WRITTEN INSTRUCTION: Faithfully return all lines, omitting every embedded picture.

[Dataset entries]

···

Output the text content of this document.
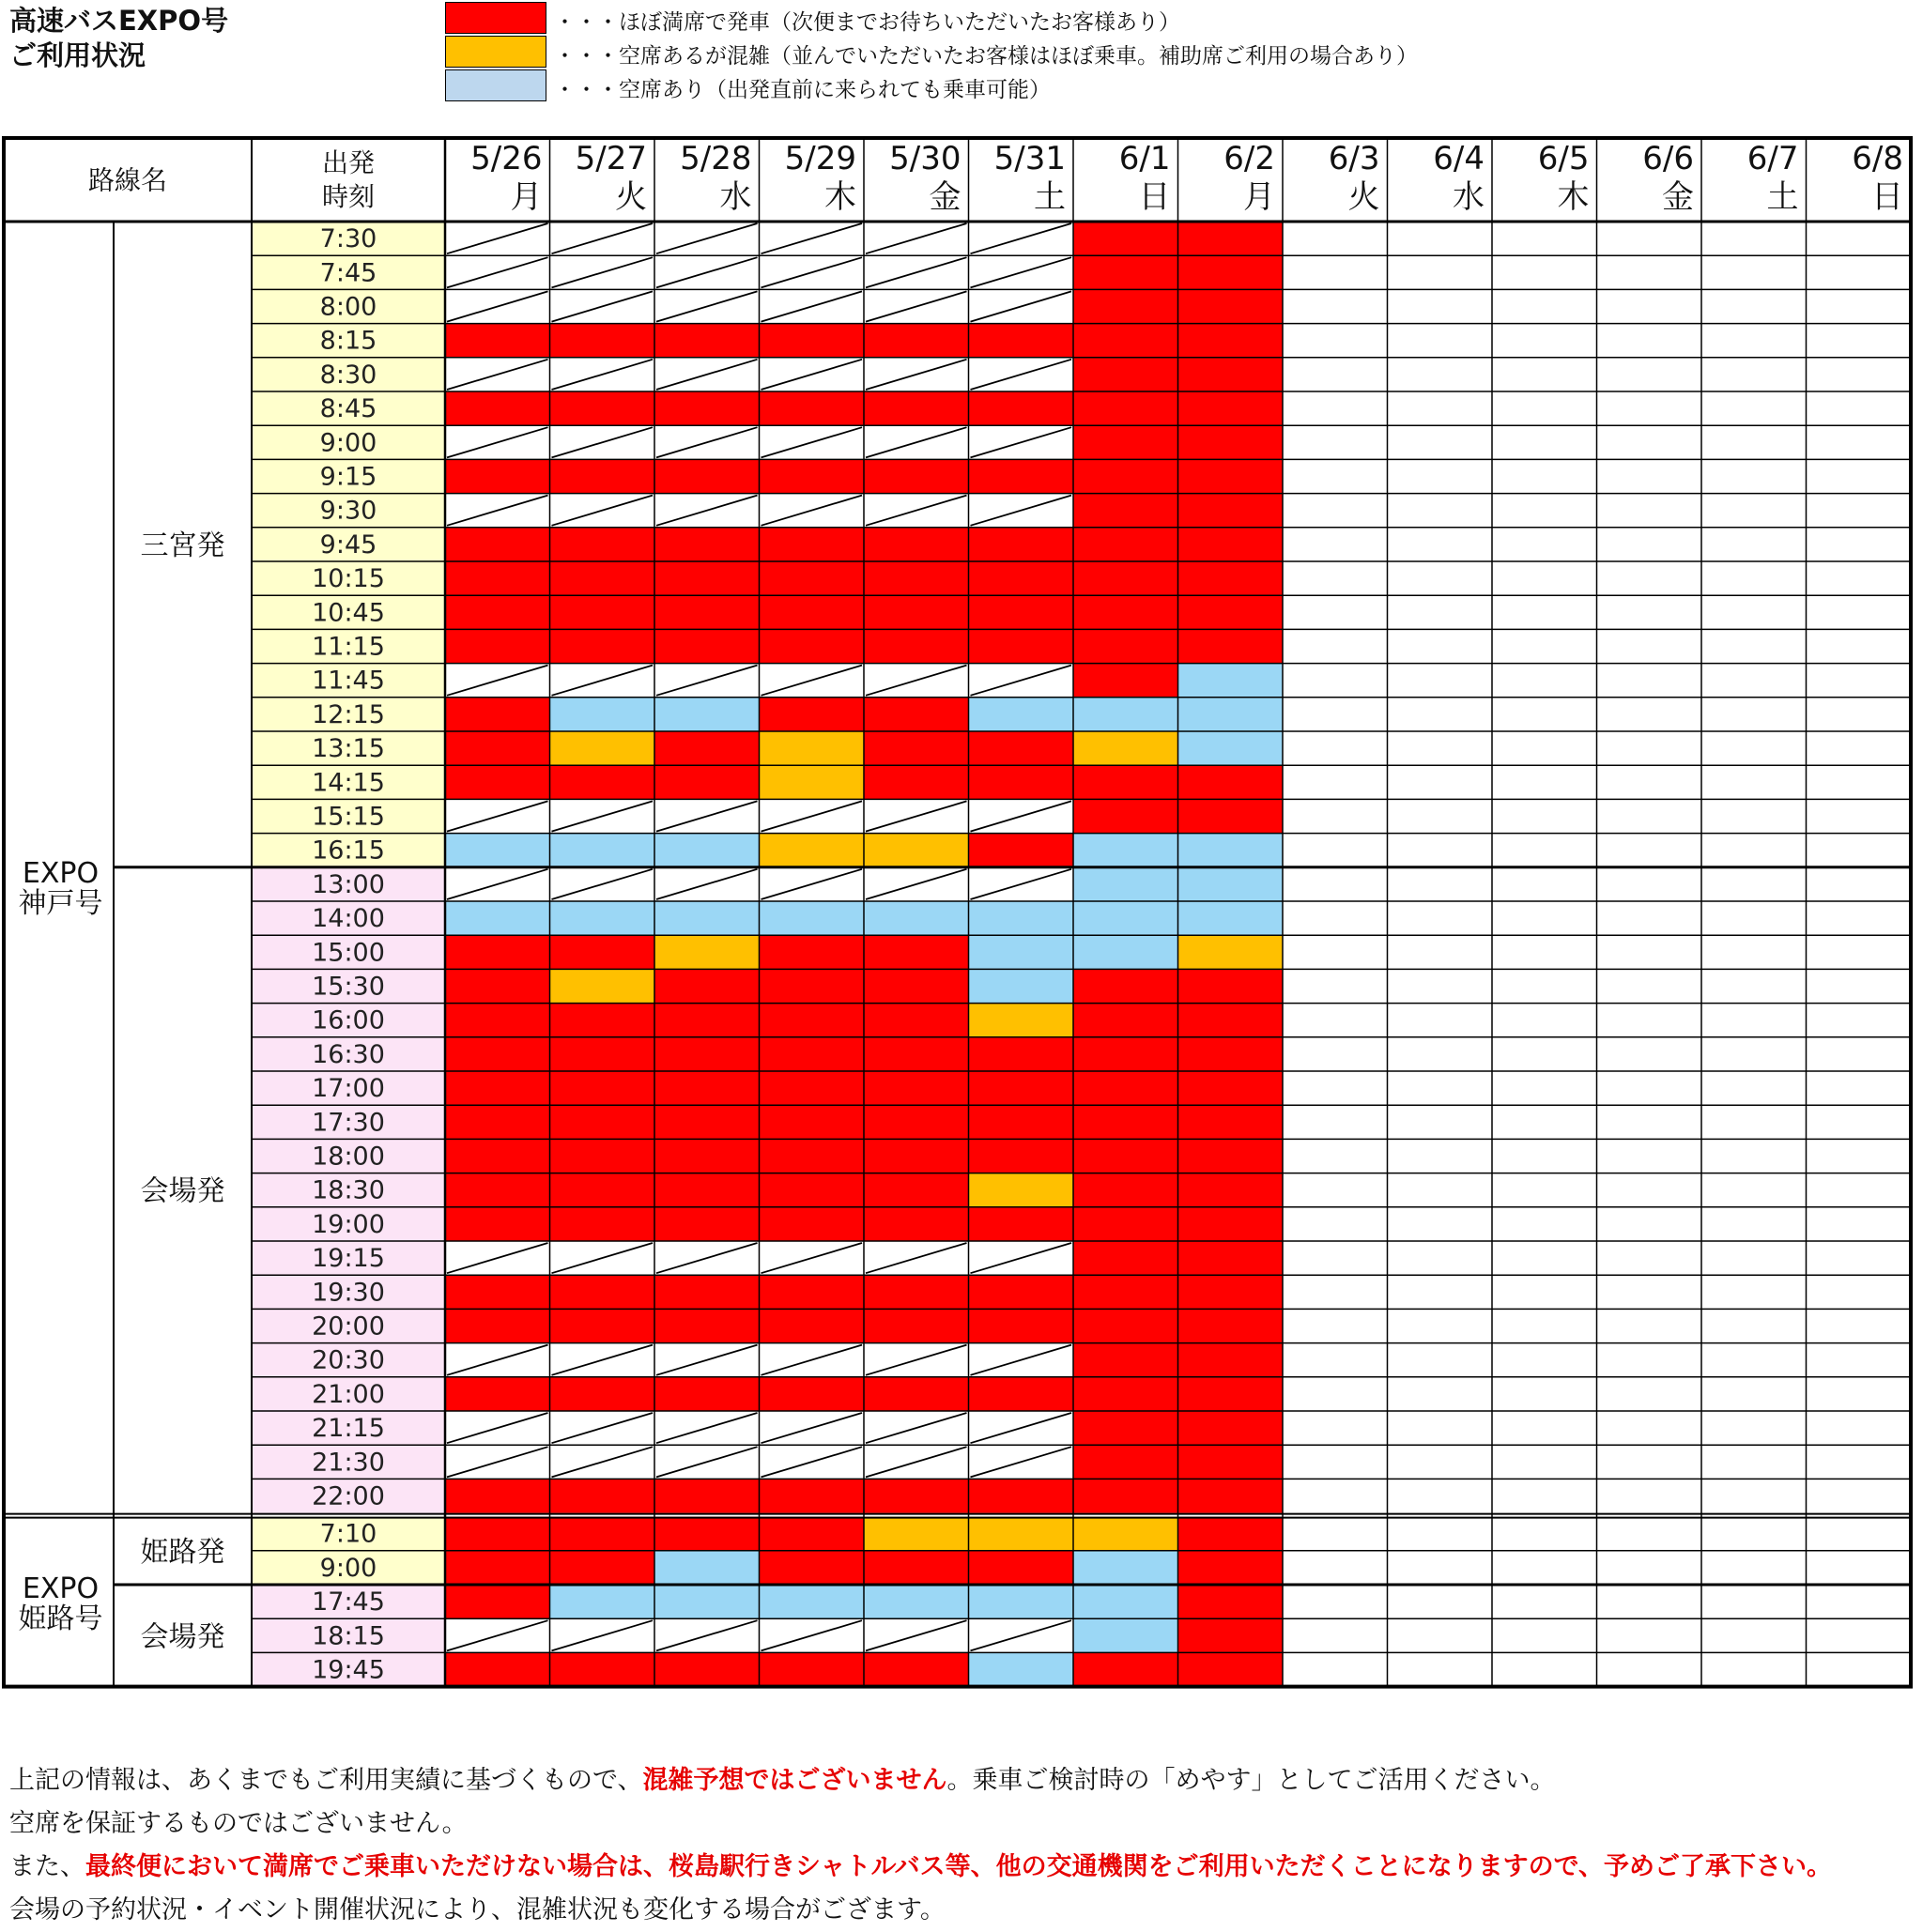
高速バスEXPO号
ご利用状況
・・・ほぼ満席で発車（次便までお待ちいただいたお客様あり）
・・・空席あるが混雑（並んでいただいたお客様はほぼ乗車。補助席ご利用の場合あり）
・・・空席あり（出発直前に来られても乗車可能）
路線名
出発
時刻
5/26
月
5/27
火
5/28
水
5/29
木
5/30
金
5/31
土
6/1
日
6/2
月
6/3
火
6/4
水
6/5
木
6/6
金
6/7
土
6/8
日
7:30
7:45
8:00
8:15
8:30
8:45
9:00
9:15
9:30
9:45
10:15
10:45
11:15
11:45
12:15
13:15
14:15
15:15
16:15
13:00
14:00
15:00
15:30
16:00
16:30
17:00
17:30
18:00
18:30
19:00
19:15
19:30
20:00
20:30
21:00
21:15
21:30
22:00
7:10
9:00
17:45
18:15
19:45
三宮発
会場発
姫路発
会場発
EXPO
神戸号
EXPO
姫路号
上記の情報は、あくまでもご利用実績に基づくもので、混雑予想ではございません。乗車ご検討時の「めやす」としてご活用ください。
空席を保証するものではございません。
また、最終便において満席でご乗車いただけない場合は、桜島駅行きシャトルバス等、他の交通機関をご利用いただくことになりますので、予めご了承下さい。
会場の予約状況・イベント開催状況により、混雑状況も変化する場合がござます。
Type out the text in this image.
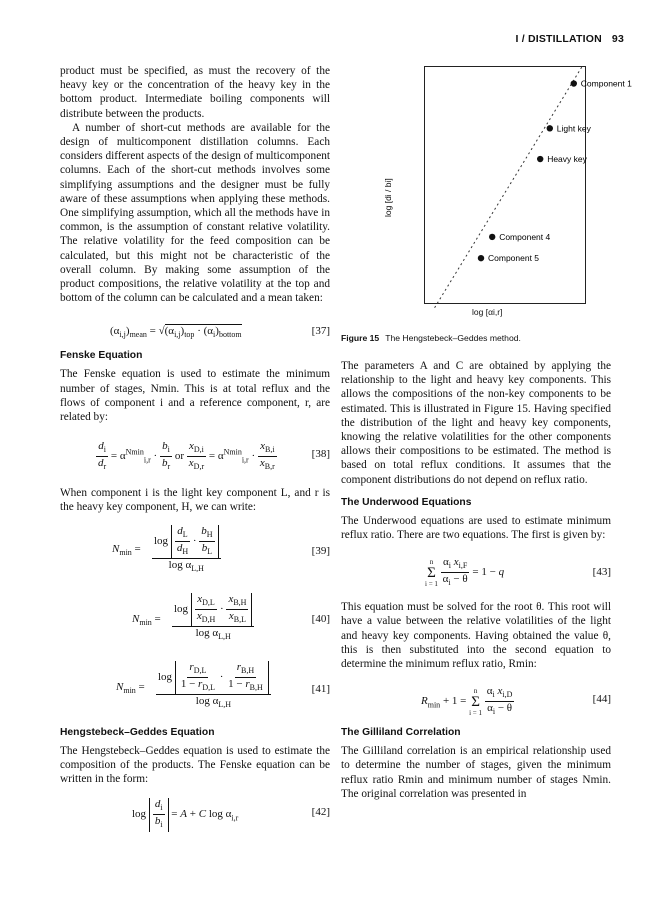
I / DISTILLATION 93

product must be specified, as must the recovery of the heavy key or the concentration of the heavy key in the bottom product. Intermediate boiling components will distribute between the products.

A number of short-cut methods are available for the design of multicomponent distillation columns. Each considers different aspects of the design of multicomponent columns. Each of the short-cut methods involves some simplifying assumptions and the designer must be fully aware of these assumptions when applying these methods. One simplifying assumption, which all the methods have in common, is the assumption of constant relative volatility. The relative volatility for the feed composition can be calculated, but this might not be characteristic of the overall column. By making some assumption of the product compositions, the relative volatility at the top and bottom of the column can be calculated and a mean taken:

$(\alpha_{i,j})_{mean} = √(\alpha_{i,j})_{top} \cdot (\alpha_i)_{bottom}$	[37]
Fenske Equation

The Fenske equation is used to estimate the minimum number of stages, Nmin. This is at total reflux and the flows of component i and a reference component, r, are related by:

$\frac{d_i}{d_r} = \alpha^{Nmin}_{i,r} \cdot \frac{b_i}{b_r}$ or $\frac{x_{D,i}}{x_{D,r}} = \alpha^{Nmin}_{i,r} \cdot \frac{x_{B,i}}{x_{B,r}}$	[38]

When component i is the light key component L, and r is the heavy key component, H, we can write:

$N_{min}$ =
$\log \frac{d_L}{d_H} \cdot \frac{b_H}{b_L}$
$\log \alpha_{L,H}$
[39]
$N_{min}$ =
$\log \frac{x_{D,L}}{x_{D,H}} \cdot \frac{x_{B,H}}{x_{B,L}}$
$\log \alpha_{L,H}$
[40]
$N_{min} = \frac{\log \frac{r_{D,L}}{1 - r_{D,L}} \cdot \frac{r_{B,H}}{1 - r_{B,H}}}{\log \alpha_{L,H}}$	[41]
Hengstebeck–Geddes Equation

The Hengstebeck–Geddes equation is used to estimate the composition of the products. The Fenske equation can be written in the form:

$\log \frac{d_i}{b_i} = A + C$ $\log \alpha_{i,r}$	[42]
log [di / bi]
Component 1
Light key
Heavy key
Component 4
Component 5
log [αi,r]
Figure 15 The Hengstebeck–Geddes method.

The parameters A and C are obtained by applying the relationship to the light and heavy key components. This allows the compositions of the non-key components to be estimated. This is illustrated in Figure 15. Having specified the distribution of the light and heavy key components, knowing the relative volatilities for the other components allows their compositions to be estimated. The method is based on total reflux conditions. It assumes that the component distributions do not depend on reflux ratio.

The Underwood Equations

The Underwood equations are used to estimate minimum reflux ratio. There are two equations. The first is given by:

n
Σ
i = 1
$\frac{\alpha_i x_{i,F}}{\alpha_i - \theta} = 1 - q$	[43]

This equation must be solved for the root θ. This root will have a value between the relative volatilities of the light and heavy key components. Having obtained the value θ, this is then substituted into the second equation to determine the minimum reflux ratio, Rmin:

$R_{min} + 1$ =
n
Σ
i = 1
$\frac{\alpha_i x_{i,D}}{\alpha_i - \theta}$	[44]
The Gilliland Correlation

The Gilliland correlation is an empirical relationship used to determine the number of stages, given the minimum reflux ratio Rmin and minimum number of stages Nmin. The original correlation was presented in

···

EXERCISE RESPONSE:
Output the text content of this document.
高速バスEXPO号
ご利用状況
・・・ほぼ満席で発車（次便までお待ちいただいたお客様あり）
・・・空席あるが混雑（並んでいただいたお客様はほぼ乗車。補助席ご利用の場合あり）
・・・空席あり（出発直前に来られても乗車可能）
路線名
出発
時刻
5/26
月
5/27
火
5/28
水
5/29
木
5/30
金
5/31
土
6/1
日
6/2
月
6/3
火
6/4
水
6/5
木
6/6
金
6/7
土
6/8
日
7:30
7:45
8:00
8:15
8:30
8:45
9:00
9:15
9:30
9:45
10:15
10:45
11:15
11:45
12:15
13:15
14:15
15:15
16:15
13:00
14:00
15:00
15:30
16:00
16:30
17:00
17:30
18:00
18:30
19:00
19:15
19:30
20:00
20:30
21:00
21:15
21:30
22:00
7:10
9:00
17:45
18:15
19:45
三宮発
会場発
姫路発
会場発
EXPO
神戸号
EXPO
姫路号
上記の情報は、あくまでもご利用実績に基づくもので、混雑予想ではございません。乗車ご検討時の「めやす」としてご活用ください。
空席を保証するものではございません。
また、最終便において満席でご乗車いただけない場合は、桜島駅行きシャトルバス等、他の交通機関をご利用いただくことになりますので、予めご了承下さい。
会場の予約状況・イベント開催状況により、混雑状況も変化する場合がござます。
Type out the text in this image.
I / DISTILLATION 93

product must be specified, as must the recovery of the heavy key or the concentration of the heavy key in the bottom product. Intermediate boiling components will distribute between the products.

A number of short-cut methods are available for the design of multicomponent distillation columns. Each considers different aspects of the design of multicomponent columns. Each of the short-cut methods involves some simplifying assumptions and the designer must be fully aware of these assumptions when applying these methods. One simplifying assumption, which all the methods have in common, is the assumption of constant relative volatility. The relative volatility for the feed composition can be calculated, but this might not be characteristic of the overall column. By making some assumption of the product compositions, the relative volatility at the top and bottom of the column can be calculated and a mean taken:

$(\alpha_{i,j})_{mean} = √(\alpha_{i,j})_{top} \cdot (\alpha_i)_{bottom}$	[37]
Fenske Equation

The Fenske equation is used to estimate the minimum number of stages, Nmin. This is at total reflux and the flows of component i and a reference component, r, are related by:

$\frac{d_i}{d_r} = \alpha^{Nmin}_{i,r} \cdot \frac{b_i}{b_r}$ or $\frac{x_{D,i}}{x_{D,r}} = \alpha^{Nmin}_{i,r} \cdot \frac{x_{B,i}}{x_{B,r}}$	[38]

When component i is the light key component L, and r is the heavy key component, H, we can write:

$N_{min}$ =
$\log \frac{d_L}{d_H} \cdot \frac{b_H}{b_L}$
$\log \alpha_{L,H}$
[39]
$N_{min}$ =
$\log \frac{x_{D,L}}{x_{D,H}} \cdot \frac{x_{B,H}}{x_{B,L}}$
$\log \alpha_{L,H}$
[40]
$N_{min} = \frac{\log \frac{r_{D,L}}{1 - r_{D,L}} \cdot \frac{r_{B,H}}{1 - r_{B,H}}}{\log \alpha_{L,H}}$	[41]
Hengstebeck–Geddes Equation

The Hengstebeck–Geddes equation is used to estimate the composition of the products. The Fenske equation can be written in the form:

$\log \frac{d_i}{b_i} = A + C$ $\log \alpha_{i,r}$	[42]
log [di / bi]
Component 1
Light key
Heavy key
Component 4
Component 5
log [αi,r]
Figure 15 The Hengstebeck–Geddes method.

The parameters A and C are obtained by applying the relationship to the light and heavy key components. This allows the compositions of the non-key components to be estimated. This is illustrated in Figure 15. Having specified the distribution of the light and heavy key components, knowing the relative volatilities for the other components allows their compositions to be estimated. The method is based on total reflux conditions. It assumes that the component distributions do not depend on reflux ratio.

The Underwood Equations

The Underwood equations are used to estimate minimum reflux ratio. There are two equations. The first is given by:

n
Σ
i = 1
$\frac{\alpha_i x_{i,F}}{\alpha_i - \theta} = 1 - q$	[43]

This equation must be solved for the root θ. This root will have a value between the relative volatilities of the light and heavy key components. Having obtained the value θ, this is then substituted into the second equation to determine the minimum reflux ratio, Rmin:

$R_{min} + 1$ =
n
Σ
i = 1
$\frac{\alpha_i x_{i,D}}{\alpha_i - \theta}$	[44]
The Gilliland Correlation

The Gilliland correlation is an empirical relationship used to determine the number of stages, given the minimum reflux ratio Rmin and minimum number of stages Nmin. The original correlation was presented in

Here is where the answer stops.